** start of Listed entries **

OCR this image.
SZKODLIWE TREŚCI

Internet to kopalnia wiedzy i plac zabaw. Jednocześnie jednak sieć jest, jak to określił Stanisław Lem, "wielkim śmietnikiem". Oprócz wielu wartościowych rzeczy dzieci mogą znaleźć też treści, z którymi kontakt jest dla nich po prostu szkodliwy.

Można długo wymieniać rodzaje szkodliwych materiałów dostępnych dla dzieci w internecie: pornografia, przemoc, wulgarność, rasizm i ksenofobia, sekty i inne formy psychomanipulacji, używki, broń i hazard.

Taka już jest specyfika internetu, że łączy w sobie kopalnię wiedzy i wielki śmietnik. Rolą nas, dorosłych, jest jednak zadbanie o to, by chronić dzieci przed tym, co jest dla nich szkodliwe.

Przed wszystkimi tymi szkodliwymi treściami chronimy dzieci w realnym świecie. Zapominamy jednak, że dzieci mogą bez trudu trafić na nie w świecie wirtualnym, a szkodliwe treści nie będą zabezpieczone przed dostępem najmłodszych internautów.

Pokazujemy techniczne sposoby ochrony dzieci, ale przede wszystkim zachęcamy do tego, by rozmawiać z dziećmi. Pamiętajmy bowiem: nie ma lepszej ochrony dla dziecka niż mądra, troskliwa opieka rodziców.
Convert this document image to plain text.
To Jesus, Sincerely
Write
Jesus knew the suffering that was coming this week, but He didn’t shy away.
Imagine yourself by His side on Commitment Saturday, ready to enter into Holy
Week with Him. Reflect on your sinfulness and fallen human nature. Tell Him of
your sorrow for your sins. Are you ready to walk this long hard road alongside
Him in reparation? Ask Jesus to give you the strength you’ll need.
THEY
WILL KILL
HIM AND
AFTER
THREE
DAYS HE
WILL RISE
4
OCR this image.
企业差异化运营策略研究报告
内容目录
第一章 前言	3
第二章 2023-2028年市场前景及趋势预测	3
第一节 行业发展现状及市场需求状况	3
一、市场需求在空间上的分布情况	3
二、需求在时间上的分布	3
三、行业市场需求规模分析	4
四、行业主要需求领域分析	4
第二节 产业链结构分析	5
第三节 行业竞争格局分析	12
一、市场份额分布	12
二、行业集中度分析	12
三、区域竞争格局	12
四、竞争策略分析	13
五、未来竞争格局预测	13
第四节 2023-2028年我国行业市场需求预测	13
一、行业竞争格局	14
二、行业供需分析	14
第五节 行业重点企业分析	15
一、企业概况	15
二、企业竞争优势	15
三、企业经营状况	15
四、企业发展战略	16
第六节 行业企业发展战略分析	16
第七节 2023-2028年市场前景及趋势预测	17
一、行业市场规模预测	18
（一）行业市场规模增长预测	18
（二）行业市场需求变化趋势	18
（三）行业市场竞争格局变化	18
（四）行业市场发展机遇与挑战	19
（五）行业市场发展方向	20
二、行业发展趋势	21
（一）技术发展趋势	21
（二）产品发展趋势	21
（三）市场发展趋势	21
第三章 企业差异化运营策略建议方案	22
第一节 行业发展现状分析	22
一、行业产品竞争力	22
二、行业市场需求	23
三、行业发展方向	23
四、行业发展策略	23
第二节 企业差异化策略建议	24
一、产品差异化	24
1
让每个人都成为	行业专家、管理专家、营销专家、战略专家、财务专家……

** end of Listed entries **

[Set task] Give the listing above again, word for word.

[Exercise output]
OCR this image.
SZKODLIWE TREŚCI

Internet to kopalnia wiedzy i plac zabaw. Jednocześnie jednak sieć jest, jak to określił Stanisław Lem, "wielkim śmietnikiem". Oprócz wielu wartościowych rzeczy dzieci mogą znaleźć też treści, z którymi kontakt jest dla nich po prostu szkodliwy.

Można długo wymieniać rodzaje szkodliwych materiałów dostępnych dla dzieci w internecie: pornografia, przemoc, wulgarność, rasizm i ksenofobia, sekty i inne formy psychomanipulacji, używki, broń i hazard.

Taka już jest specyfika internetu, że łączy w sobie kopalnię wiedzy i wielki śmietnik. Rolą nas, dorosłych, jest jednak zadbanie o to, by chronić dzieci przed tym, co jest dla nich szkodliwe.

Przed wszystkimi tymi szkodliwymi treściami chronimy dzieci w realnym świecie. Zapominamy jednak, że dzieci mogą bez trudu trafić na nie w świecie wirtualnym, a szkodliwe treści nie będą zabezpieczone przed dostępem najmłodszych internautów.

Pokazujemy techniczne sposoby ochrony dzieci, ale przede wszystkim zachęcamy do tego, by rozmawiać z dziećmi. Pamiętajmy bowiem: nie ma lepszej ochrony dla dziecka niż mądra, troskliwa opieka rodziców.
Convert this document image to plain text.
To Jesus, Sincerely
Write
Jesus knew the suffering that was coming this week, but He didn’t shy away.
Imagine yourself by His side on Commitment Saturday, ready to enter into Holy
Week with Him. Reflect on your sinfulness and fallen human nature. Tell Him of
your sorrow for your sins. Are you ready to walk this long hard road alongside
Him in reparation? Ask Jesus to give you the strength you’ll need.
THEY
WILL KILL
HIM AND
AFTER
THREE
DAYS HE
WILL RISE
4
OCR this image.
企业差异化运营策略研究报告
内容目录
第一章 前言	3
第二章 2023-2028年市场前景及趋势预测	3
第一节 行业发展现状及市场需求状况	3
一、市场需求在空间上的分布情况	3
二、需求在时间上的分布	3
三、行业市场需求规模分析	4
四、行业主要需求领域分析	4
第二节 产业链结构分析	5
第三节 行业竞争格局分析	12
一、市场份额分布	12
二、行业集中度分析	12
三、区域竞争格局	12
四、竞争策略分析	13
五、未来竞争格局预测	13
第四节 2023-2028年我国行业市场需求预测	13
一、行业竞争格局	14
二、行业供需分析	14
第五节 行业重点企业分析	15
一、企业概况	15
二、企业竞争优势	15
三、企业经营状况	15
四、企业发展战略	16
第六节 行业企业发展战略分析	16
第七节 2023-2028年市场前景及趋势预测	17
一、行业市场规模预测	18
（一）行业市场规模增长预测	18
（二）行业市场需求变化趋势	18
（三）行业市场竞争格局变化	18
（四）行业市场发展机遇与挑战	19
（五）行业市场发展方向	20
二、行业发展趋势	21
（一）技术发展趋势	21
（二）产品发展趋势	21
（三）市场发展趋势	21
第三章 企业差异化运营策略建议方案	22
第一节 行业发展现状分析	22
一、行业产品竞争力	22
二、行业市场需求	23
三、行业发展方向	23
四、行业发展策略	23
第二节 企业差异化策略建议	24
一、产品差异化	24
1
让每个人都成为	行业专家、管理专家、营销专家、战略专家、财务专家……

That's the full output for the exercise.